• [REQUIRED TASK]
Locate all lines with the word "πώματος". Copy them.

• [GIVEN RECORDS]
┏━━

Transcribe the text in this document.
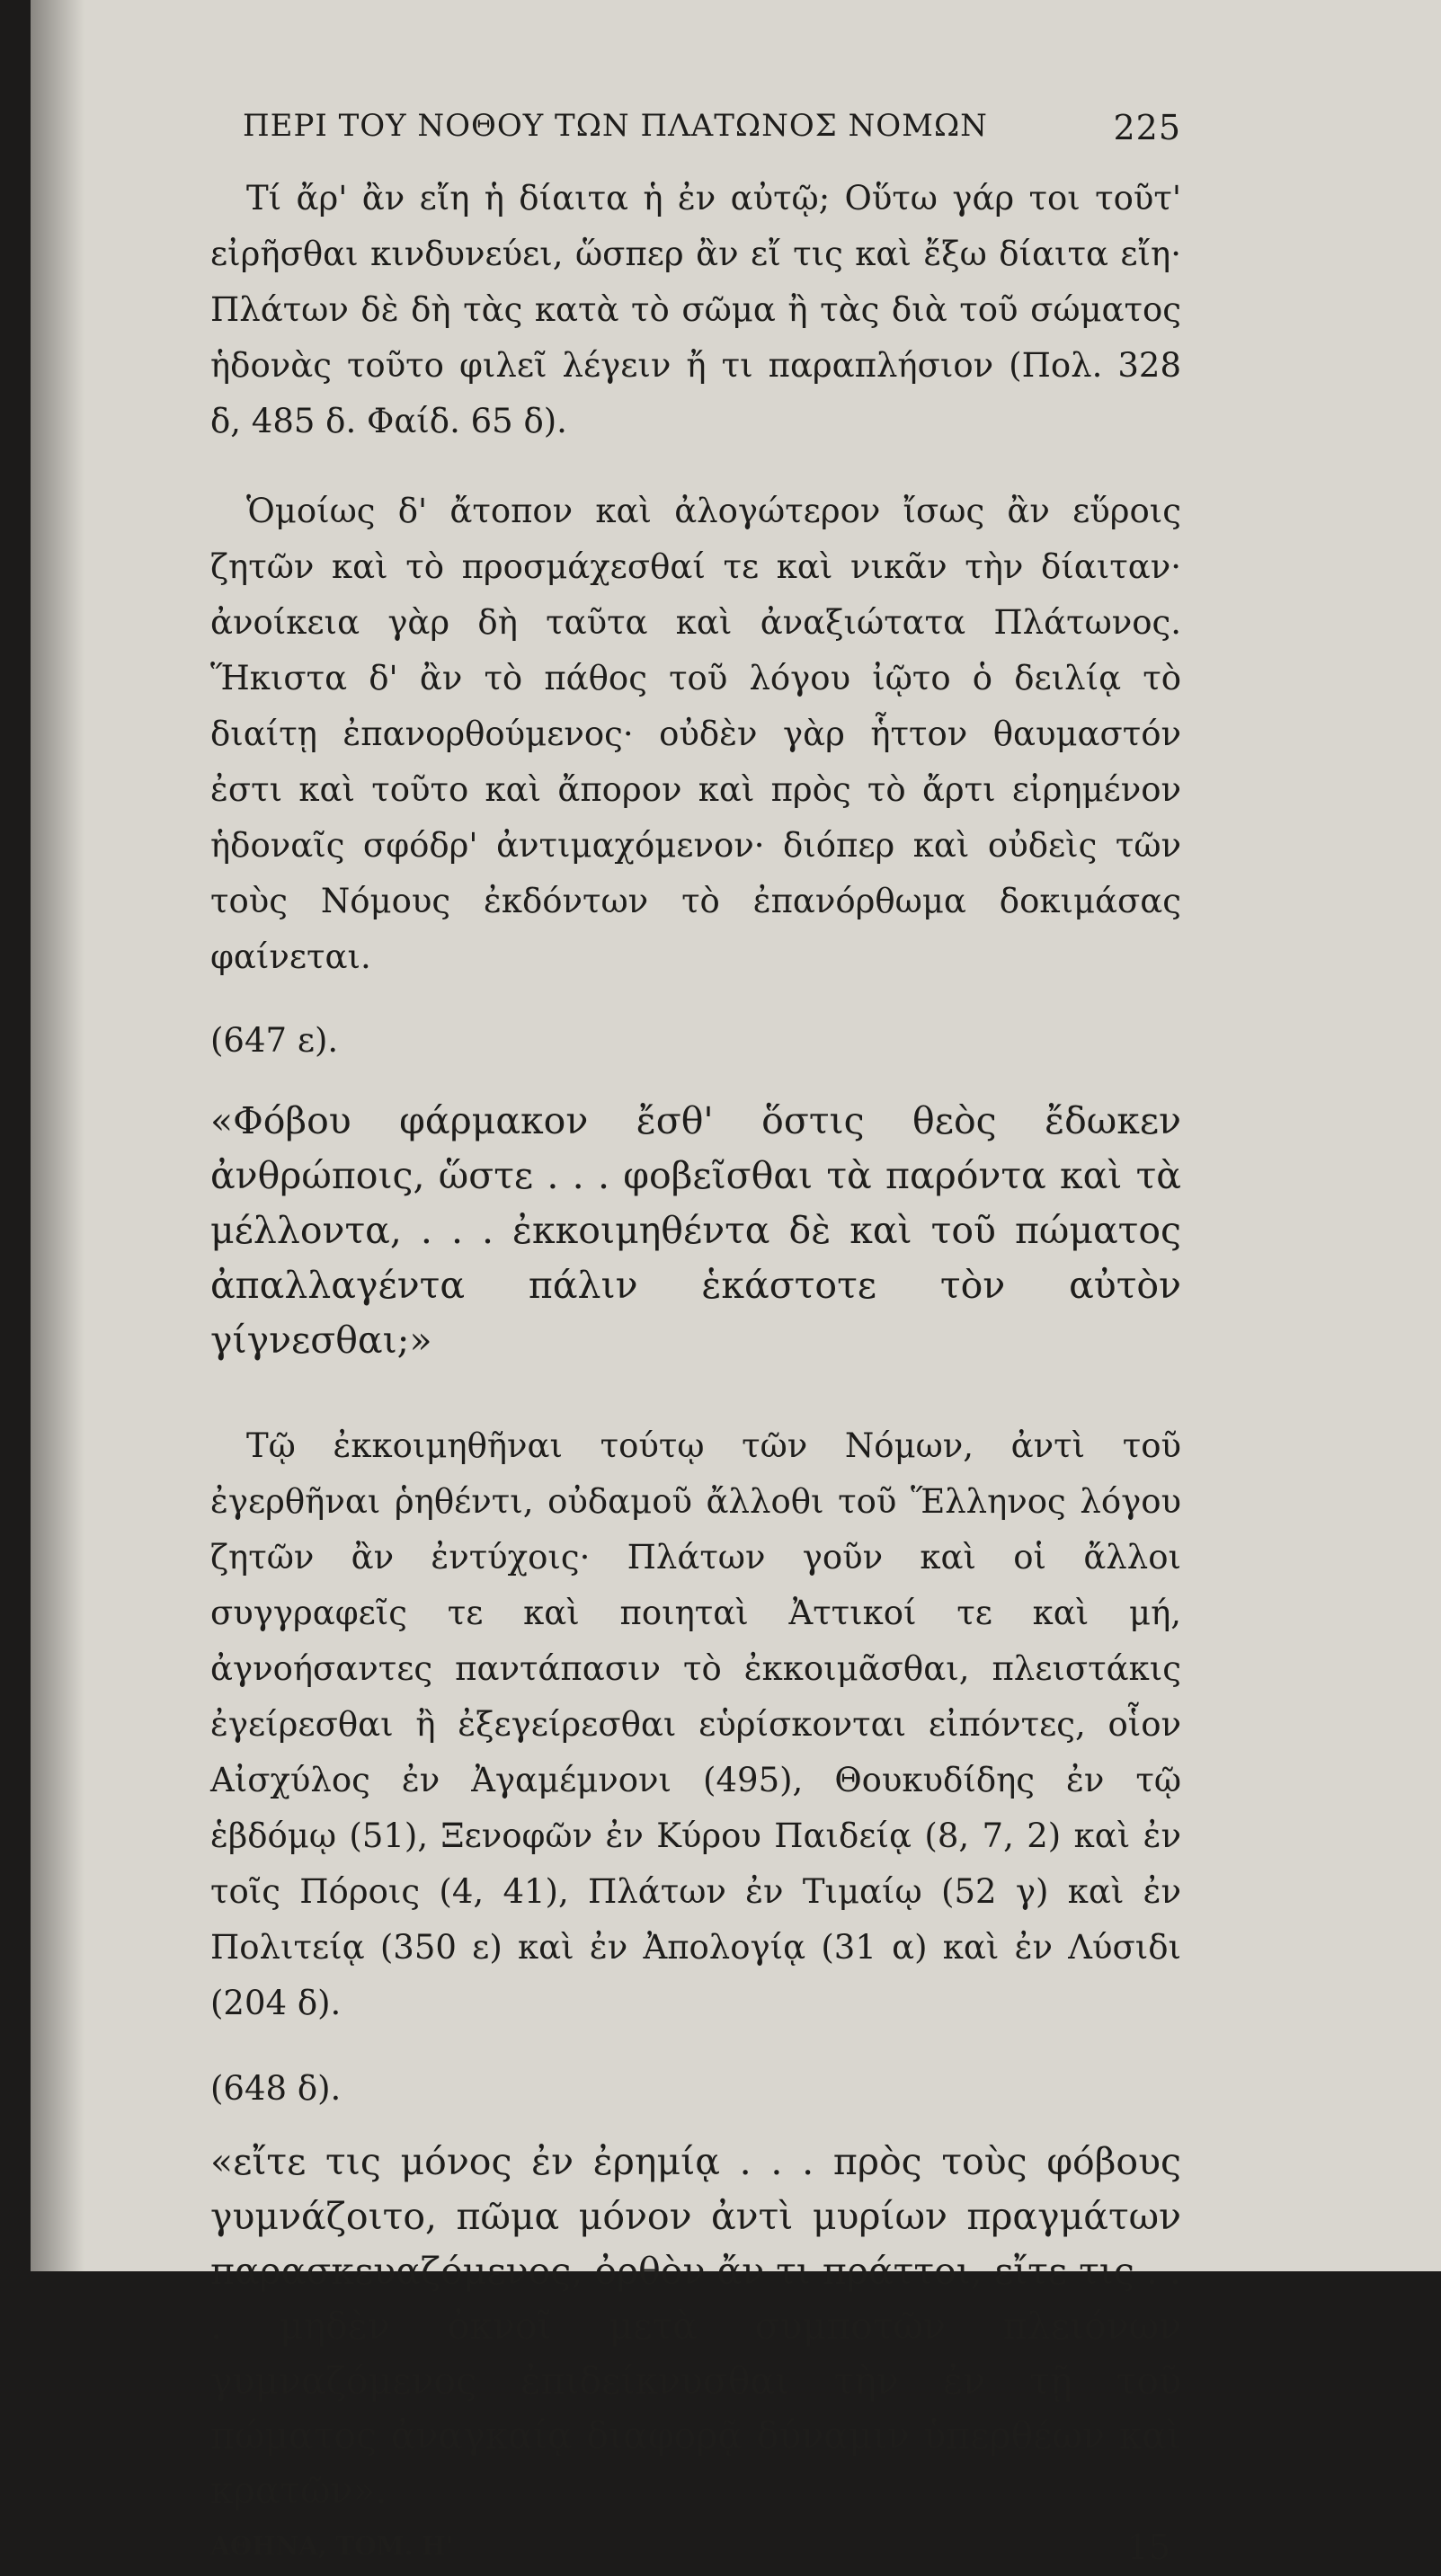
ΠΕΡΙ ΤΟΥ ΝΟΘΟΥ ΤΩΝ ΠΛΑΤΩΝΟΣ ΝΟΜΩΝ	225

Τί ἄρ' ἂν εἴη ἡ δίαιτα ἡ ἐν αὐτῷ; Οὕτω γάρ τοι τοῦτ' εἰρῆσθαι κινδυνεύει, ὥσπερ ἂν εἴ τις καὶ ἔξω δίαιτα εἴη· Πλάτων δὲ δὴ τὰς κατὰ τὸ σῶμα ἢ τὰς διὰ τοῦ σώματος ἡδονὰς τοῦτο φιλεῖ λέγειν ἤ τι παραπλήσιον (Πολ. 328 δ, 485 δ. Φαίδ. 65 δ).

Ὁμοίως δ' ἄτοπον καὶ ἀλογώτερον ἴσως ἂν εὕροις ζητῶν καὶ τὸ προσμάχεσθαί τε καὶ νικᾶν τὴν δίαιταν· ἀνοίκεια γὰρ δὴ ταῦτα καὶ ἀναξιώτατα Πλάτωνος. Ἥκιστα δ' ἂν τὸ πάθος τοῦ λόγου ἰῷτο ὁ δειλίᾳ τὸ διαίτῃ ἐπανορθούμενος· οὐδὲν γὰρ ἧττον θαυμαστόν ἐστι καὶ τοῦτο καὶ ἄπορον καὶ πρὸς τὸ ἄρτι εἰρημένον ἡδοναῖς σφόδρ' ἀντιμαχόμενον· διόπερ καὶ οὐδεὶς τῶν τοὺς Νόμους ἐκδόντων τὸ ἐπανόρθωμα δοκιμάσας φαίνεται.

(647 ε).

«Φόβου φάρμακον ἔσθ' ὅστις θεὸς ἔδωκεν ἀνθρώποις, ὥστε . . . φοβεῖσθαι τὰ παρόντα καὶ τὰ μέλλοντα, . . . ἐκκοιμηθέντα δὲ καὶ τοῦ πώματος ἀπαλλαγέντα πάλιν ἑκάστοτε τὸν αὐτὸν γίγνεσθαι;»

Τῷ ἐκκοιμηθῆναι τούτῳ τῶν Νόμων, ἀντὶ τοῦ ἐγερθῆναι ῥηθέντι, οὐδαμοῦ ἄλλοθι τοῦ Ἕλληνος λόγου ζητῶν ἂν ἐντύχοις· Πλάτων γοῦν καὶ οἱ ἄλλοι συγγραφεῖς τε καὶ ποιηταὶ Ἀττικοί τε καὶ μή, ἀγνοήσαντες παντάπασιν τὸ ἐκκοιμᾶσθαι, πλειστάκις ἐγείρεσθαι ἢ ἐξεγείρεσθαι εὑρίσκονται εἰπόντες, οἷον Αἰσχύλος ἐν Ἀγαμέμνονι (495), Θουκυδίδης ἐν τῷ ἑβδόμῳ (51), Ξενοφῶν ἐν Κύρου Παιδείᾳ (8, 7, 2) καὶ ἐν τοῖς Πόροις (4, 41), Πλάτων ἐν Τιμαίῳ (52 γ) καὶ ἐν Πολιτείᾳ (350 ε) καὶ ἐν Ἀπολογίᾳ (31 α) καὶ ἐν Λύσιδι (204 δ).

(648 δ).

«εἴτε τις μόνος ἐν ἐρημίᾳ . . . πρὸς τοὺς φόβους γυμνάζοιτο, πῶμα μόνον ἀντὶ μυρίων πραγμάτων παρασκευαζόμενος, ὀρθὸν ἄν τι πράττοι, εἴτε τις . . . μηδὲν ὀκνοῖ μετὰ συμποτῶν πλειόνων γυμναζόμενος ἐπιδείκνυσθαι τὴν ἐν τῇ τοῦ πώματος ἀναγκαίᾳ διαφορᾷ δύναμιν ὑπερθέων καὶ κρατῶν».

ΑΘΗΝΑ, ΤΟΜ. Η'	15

┗━━
┏━━

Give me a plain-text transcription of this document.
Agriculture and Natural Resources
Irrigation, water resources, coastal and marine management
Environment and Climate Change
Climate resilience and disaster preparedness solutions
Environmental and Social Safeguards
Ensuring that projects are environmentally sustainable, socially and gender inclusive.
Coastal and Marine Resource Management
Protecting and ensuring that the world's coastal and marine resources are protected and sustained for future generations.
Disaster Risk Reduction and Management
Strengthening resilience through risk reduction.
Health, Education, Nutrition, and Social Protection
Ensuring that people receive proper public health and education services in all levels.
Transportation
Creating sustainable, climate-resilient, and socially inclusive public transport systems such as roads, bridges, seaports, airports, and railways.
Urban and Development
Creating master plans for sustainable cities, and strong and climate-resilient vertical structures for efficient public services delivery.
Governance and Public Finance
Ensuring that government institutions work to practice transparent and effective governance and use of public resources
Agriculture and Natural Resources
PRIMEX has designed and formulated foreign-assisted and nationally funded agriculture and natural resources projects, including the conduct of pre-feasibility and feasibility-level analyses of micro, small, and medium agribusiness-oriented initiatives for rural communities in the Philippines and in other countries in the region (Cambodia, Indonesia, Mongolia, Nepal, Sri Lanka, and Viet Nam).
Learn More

┗━━

• [RESULT OF THIS EXERCISE]
«Φόβου φάρμακον ἔσθ' ὅστις θεὸς ἔδωκεν ἀνθρώποις, ὥστε . . . φοβεῖσθαι τὰ παρόντα καὶ τὰ μέλλοντα, . . . ἐκκοιμηθέντα δὲ καὶ τοῦ πώματος ἀπαλλαγέντα πάλιν ἑκάστοτε τὸν αὐτὸν γίγνεσθαι;»
«εἴτε τις μόνος ἐν ἐρημίᾳ . . . πρὸς τοὺς φόβους γυμνάζοιτο, πῶμα μόνον ἀντὶ μυρίων πραγμάτων παρασκευαζόμενος, ὀρθὸν ἄν τι πράττοι, εἴτε τις . . . μηδὲν ὀκνοῖ μετὰ συμποτῶν πλειόνων γυμναζόμενος ἐπιδείκνυσθαι τὴν ἐν τῇ τοῦ πώματος ἀναγκαίᾳ διαφορᾷ δύναμιν ὑπερθέων καὶ κρατῶν».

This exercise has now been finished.